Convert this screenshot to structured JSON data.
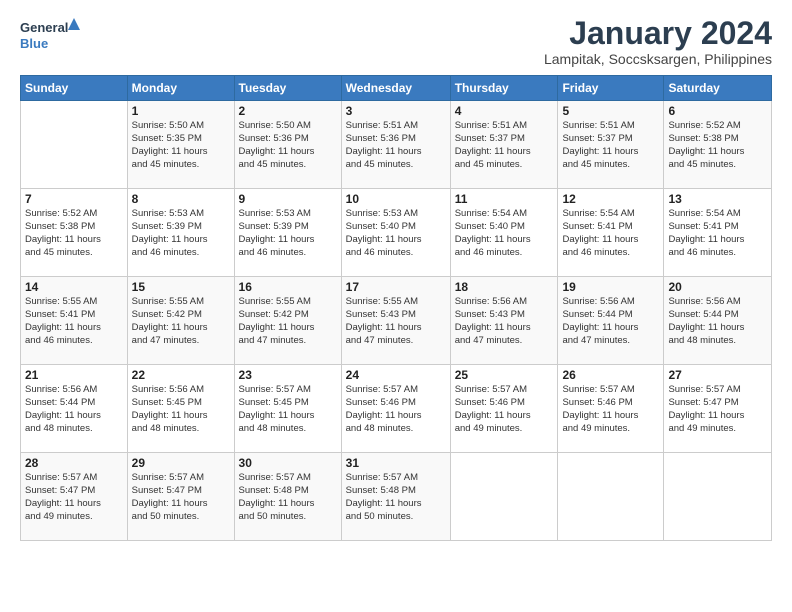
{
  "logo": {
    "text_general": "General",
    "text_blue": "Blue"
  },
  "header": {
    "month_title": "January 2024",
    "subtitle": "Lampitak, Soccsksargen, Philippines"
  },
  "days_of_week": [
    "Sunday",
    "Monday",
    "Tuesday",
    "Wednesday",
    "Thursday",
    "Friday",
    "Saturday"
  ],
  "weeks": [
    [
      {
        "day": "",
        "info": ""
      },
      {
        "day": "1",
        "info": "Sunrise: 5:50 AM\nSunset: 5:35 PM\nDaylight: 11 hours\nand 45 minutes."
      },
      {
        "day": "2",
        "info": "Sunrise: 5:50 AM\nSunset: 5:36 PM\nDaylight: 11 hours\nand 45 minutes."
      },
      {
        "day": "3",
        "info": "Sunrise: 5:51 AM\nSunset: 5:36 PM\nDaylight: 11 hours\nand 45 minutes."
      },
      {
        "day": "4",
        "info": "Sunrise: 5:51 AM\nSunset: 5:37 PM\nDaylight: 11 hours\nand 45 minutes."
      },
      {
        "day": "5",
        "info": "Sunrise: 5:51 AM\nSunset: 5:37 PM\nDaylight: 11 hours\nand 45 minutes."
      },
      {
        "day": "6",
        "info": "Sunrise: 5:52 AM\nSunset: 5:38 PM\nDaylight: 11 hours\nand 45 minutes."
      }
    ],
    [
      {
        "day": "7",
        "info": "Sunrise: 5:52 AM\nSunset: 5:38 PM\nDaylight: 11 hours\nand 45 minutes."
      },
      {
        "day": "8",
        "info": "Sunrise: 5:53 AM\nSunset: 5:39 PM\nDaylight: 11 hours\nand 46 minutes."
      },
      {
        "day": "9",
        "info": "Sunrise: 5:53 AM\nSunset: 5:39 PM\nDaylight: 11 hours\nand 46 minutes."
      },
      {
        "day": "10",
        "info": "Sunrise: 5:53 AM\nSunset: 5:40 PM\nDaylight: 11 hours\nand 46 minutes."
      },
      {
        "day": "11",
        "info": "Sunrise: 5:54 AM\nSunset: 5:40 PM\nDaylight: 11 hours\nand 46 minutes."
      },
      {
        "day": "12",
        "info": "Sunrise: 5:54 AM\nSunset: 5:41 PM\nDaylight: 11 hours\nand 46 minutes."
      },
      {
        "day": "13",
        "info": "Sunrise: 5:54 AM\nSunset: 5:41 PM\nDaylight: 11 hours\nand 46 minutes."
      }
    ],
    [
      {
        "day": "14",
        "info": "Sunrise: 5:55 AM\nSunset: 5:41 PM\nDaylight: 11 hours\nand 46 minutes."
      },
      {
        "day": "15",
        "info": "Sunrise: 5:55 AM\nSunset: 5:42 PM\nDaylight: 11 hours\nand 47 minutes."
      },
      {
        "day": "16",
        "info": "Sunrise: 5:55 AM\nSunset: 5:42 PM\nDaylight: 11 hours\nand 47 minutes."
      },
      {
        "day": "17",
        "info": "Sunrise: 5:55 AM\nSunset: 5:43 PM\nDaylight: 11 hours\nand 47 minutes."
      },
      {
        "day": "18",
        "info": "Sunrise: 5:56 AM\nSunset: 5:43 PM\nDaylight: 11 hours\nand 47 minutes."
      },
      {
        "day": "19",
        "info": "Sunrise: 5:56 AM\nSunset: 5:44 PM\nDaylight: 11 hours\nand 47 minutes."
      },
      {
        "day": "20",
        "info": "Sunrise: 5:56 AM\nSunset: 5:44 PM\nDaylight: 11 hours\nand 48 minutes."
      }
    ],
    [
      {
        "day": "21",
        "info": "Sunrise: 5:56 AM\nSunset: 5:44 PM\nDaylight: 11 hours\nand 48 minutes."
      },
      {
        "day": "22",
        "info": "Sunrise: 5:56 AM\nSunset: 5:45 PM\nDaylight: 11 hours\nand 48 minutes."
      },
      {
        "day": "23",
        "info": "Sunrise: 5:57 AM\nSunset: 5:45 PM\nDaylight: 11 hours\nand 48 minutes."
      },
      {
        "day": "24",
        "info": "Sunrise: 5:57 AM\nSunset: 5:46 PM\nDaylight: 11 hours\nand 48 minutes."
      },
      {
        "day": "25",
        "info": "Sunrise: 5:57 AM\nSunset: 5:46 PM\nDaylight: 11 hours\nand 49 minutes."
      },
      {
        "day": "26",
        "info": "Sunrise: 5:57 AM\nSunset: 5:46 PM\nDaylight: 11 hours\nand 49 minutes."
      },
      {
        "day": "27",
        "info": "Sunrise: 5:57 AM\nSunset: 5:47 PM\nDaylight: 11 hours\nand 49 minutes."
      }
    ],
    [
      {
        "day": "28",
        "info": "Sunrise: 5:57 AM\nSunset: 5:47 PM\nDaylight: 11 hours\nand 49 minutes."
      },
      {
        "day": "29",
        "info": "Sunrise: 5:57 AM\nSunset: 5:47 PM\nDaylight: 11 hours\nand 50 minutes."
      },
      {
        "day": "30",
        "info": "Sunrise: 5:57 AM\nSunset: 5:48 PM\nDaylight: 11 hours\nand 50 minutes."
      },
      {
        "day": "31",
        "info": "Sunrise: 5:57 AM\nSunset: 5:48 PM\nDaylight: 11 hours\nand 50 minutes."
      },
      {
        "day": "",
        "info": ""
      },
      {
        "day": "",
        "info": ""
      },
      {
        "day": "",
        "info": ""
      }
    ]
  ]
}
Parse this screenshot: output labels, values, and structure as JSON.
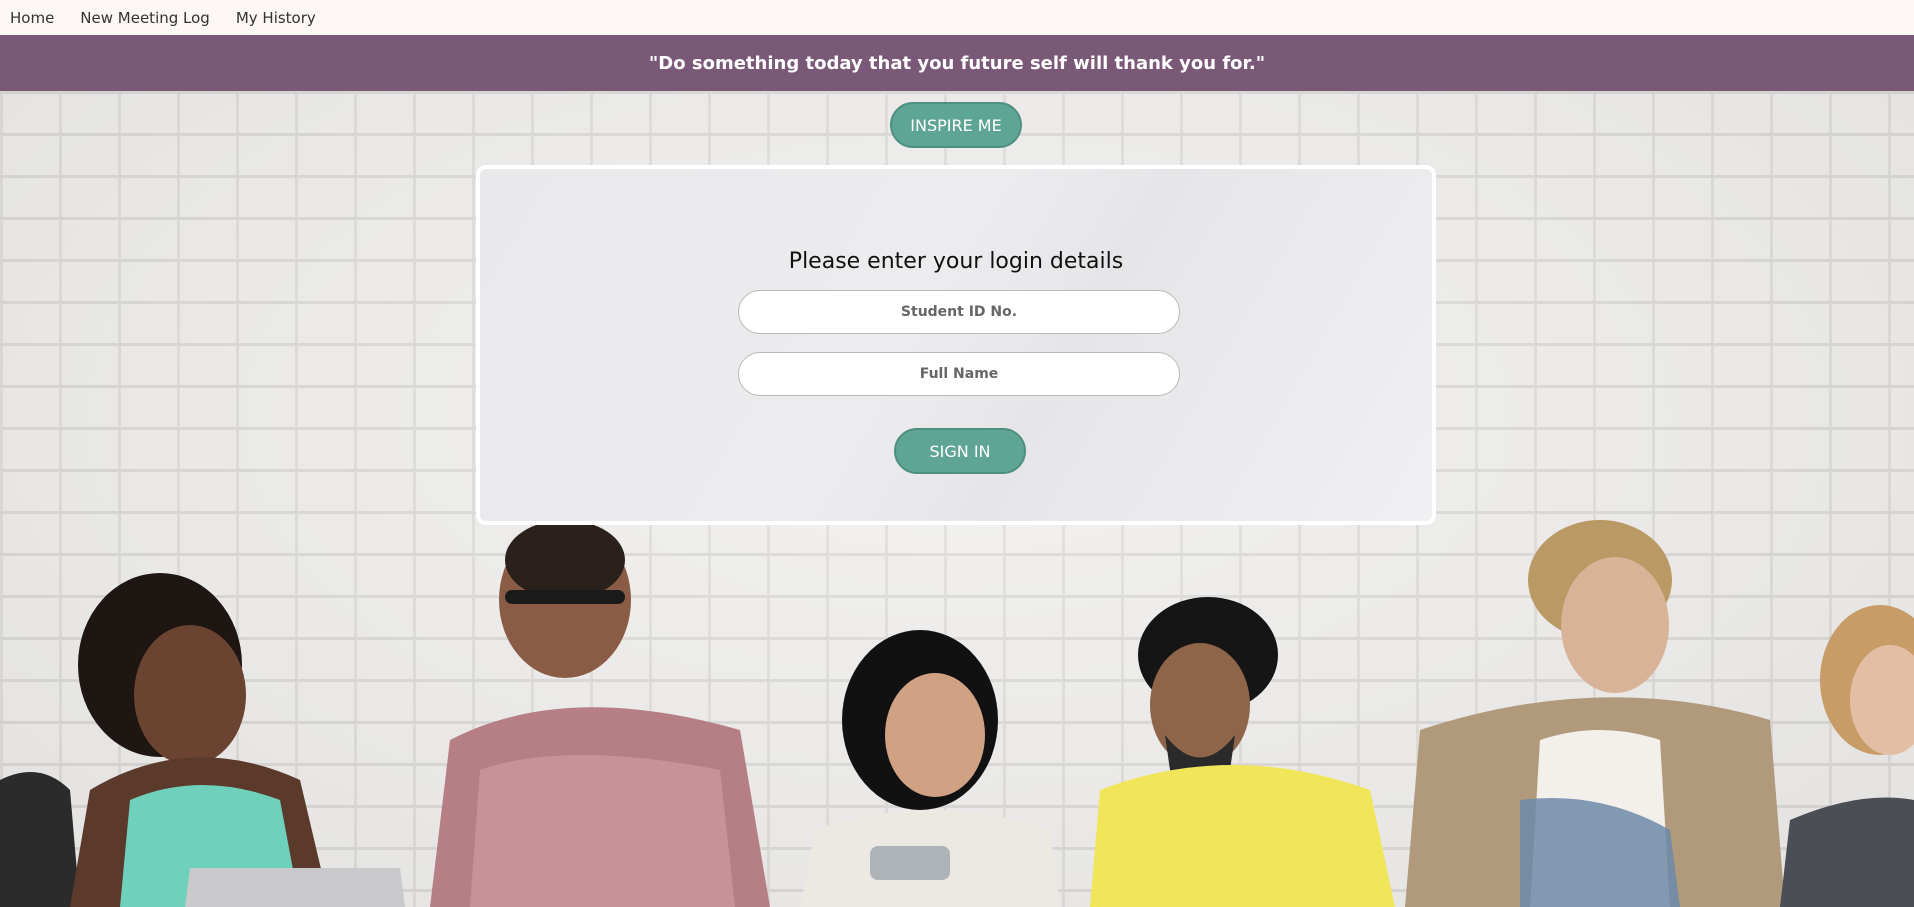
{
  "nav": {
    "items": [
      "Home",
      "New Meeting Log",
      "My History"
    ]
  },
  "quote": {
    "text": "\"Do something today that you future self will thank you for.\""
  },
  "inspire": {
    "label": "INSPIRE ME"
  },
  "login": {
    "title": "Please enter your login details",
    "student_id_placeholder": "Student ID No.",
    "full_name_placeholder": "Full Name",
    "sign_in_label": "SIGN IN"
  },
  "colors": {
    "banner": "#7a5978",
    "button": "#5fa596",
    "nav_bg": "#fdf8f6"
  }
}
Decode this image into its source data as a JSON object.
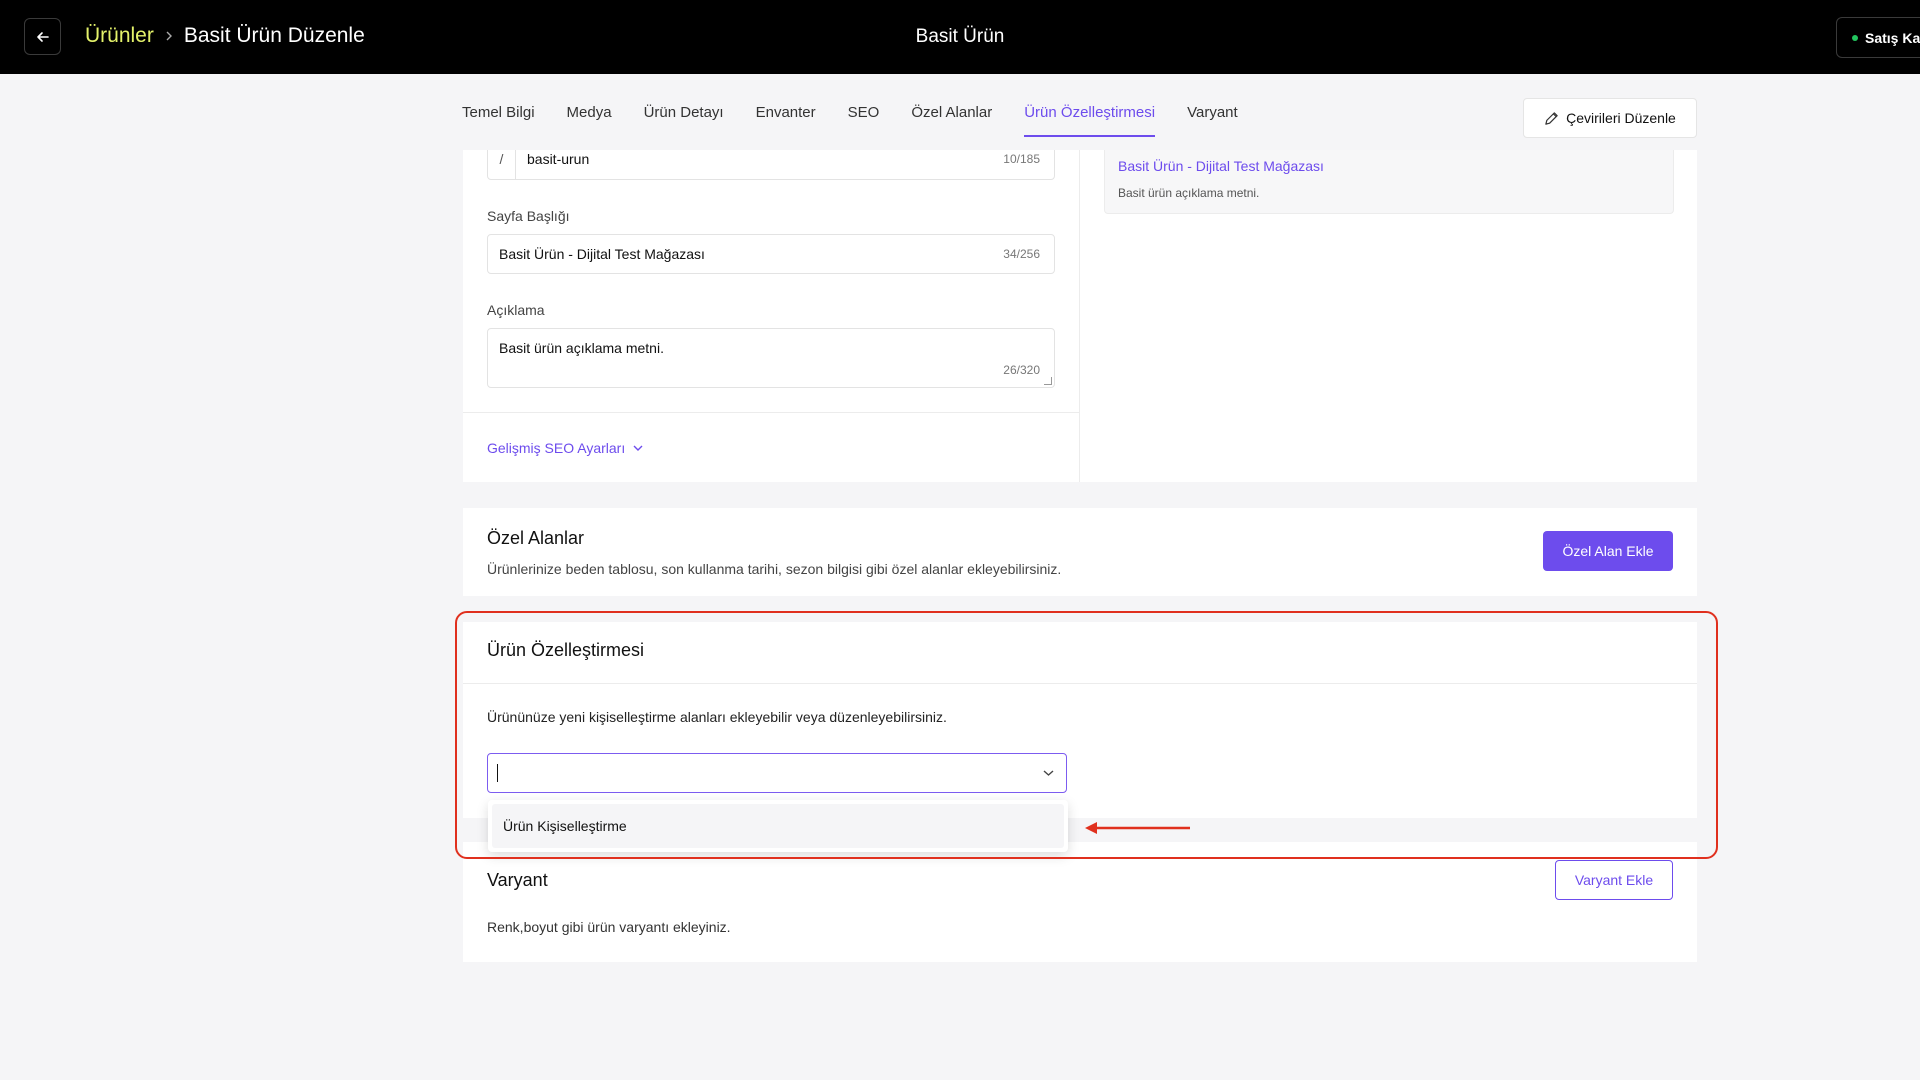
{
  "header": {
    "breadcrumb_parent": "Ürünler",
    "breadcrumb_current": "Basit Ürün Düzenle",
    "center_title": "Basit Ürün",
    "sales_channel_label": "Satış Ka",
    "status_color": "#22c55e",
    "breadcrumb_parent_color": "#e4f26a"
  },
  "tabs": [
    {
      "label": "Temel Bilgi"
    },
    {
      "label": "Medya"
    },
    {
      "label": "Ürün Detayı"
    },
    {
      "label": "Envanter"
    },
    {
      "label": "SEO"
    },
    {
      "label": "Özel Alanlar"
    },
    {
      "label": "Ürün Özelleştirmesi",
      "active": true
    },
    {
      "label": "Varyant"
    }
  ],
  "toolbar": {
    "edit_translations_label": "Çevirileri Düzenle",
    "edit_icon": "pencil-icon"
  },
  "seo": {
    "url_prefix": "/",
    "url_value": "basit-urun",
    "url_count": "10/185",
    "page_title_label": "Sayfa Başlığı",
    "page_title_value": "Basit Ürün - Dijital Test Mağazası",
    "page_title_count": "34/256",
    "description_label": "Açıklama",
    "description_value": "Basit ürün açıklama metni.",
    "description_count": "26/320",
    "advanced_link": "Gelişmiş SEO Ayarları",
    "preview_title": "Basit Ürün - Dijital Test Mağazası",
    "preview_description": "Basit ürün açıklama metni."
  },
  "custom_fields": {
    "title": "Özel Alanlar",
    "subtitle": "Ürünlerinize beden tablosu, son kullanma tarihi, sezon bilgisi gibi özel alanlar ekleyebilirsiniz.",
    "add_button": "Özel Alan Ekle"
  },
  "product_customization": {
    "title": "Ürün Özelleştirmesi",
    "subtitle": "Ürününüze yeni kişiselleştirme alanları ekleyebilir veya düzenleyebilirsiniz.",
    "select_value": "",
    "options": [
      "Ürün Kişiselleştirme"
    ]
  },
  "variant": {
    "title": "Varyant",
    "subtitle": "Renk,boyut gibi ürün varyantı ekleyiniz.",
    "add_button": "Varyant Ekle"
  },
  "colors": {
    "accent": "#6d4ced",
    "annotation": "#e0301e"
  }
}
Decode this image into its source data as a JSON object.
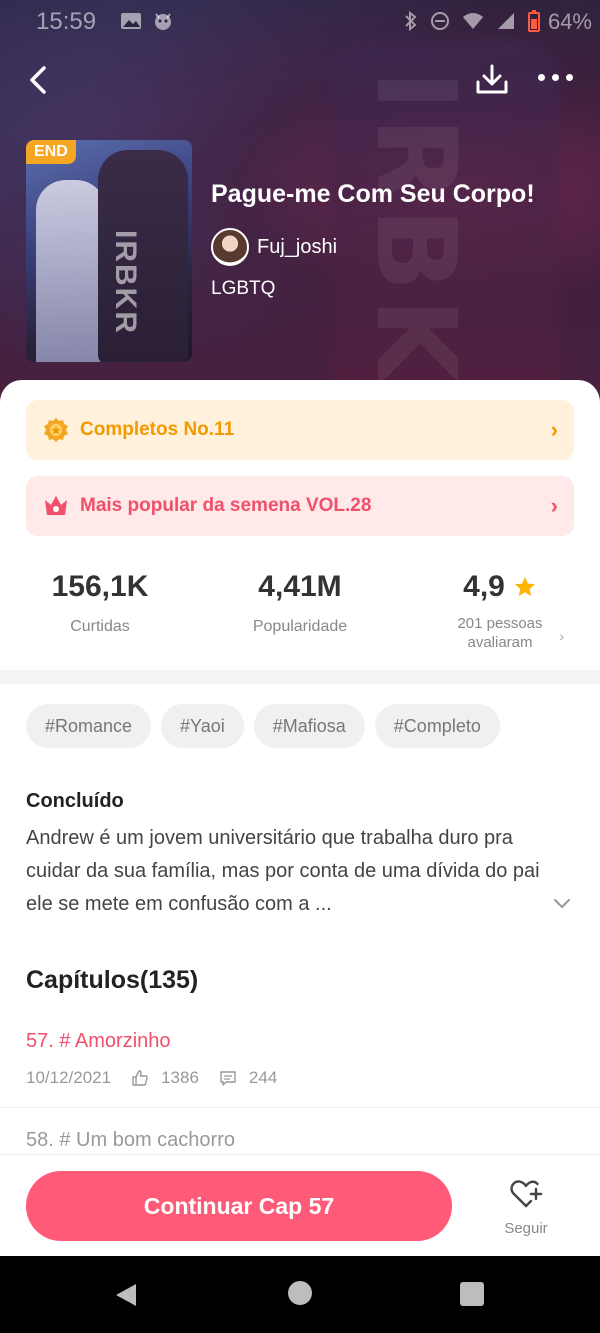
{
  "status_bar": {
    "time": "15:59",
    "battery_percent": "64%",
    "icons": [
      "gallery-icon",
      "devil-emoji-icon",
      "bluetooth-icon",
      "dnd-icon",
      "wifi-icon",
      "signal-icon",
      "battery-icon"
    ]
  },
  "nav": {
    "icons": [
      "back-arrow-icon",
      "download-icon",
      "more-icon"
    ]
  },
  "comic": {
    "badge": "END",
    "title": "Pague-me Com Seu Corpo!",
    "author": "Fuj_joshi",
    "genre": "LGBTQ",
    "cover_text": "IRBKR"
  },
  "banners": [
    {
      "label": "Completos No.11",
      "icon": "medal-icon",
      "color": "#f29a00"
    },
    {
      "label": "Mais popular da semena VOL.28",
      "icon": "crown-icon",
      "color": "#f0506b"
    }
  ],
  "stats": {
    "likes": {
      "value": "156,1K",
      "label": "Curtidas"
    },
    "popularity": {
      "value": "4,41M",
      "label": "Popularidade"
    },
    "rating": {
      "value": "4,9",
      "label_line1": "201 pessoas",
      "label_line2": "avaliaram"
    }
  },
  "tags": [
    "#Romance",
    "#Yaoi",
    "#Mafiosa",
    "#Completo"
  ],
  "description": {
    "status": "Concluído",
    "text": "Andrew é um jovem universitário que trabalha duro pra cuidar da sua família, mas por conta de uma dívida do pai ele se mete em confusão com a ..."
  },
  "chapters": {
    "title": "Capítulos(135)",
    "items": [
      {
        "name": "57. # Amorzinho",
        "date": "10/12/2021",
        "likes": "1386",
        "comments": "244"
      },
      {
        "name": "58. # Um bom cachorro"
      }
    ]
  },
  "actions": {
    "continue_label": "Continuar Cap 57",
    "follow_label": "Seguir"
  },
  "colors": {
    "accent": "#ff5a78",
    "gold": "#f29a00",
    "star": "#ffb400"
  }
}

- _TASK DIRECTIONS_: Report all lines of the material that contain the word "metni".

- _RESULT BELOW_:
    "description_value": "Basit ürün açıklama metni.",
    "preview_description": "Basit ürün açıklama metni."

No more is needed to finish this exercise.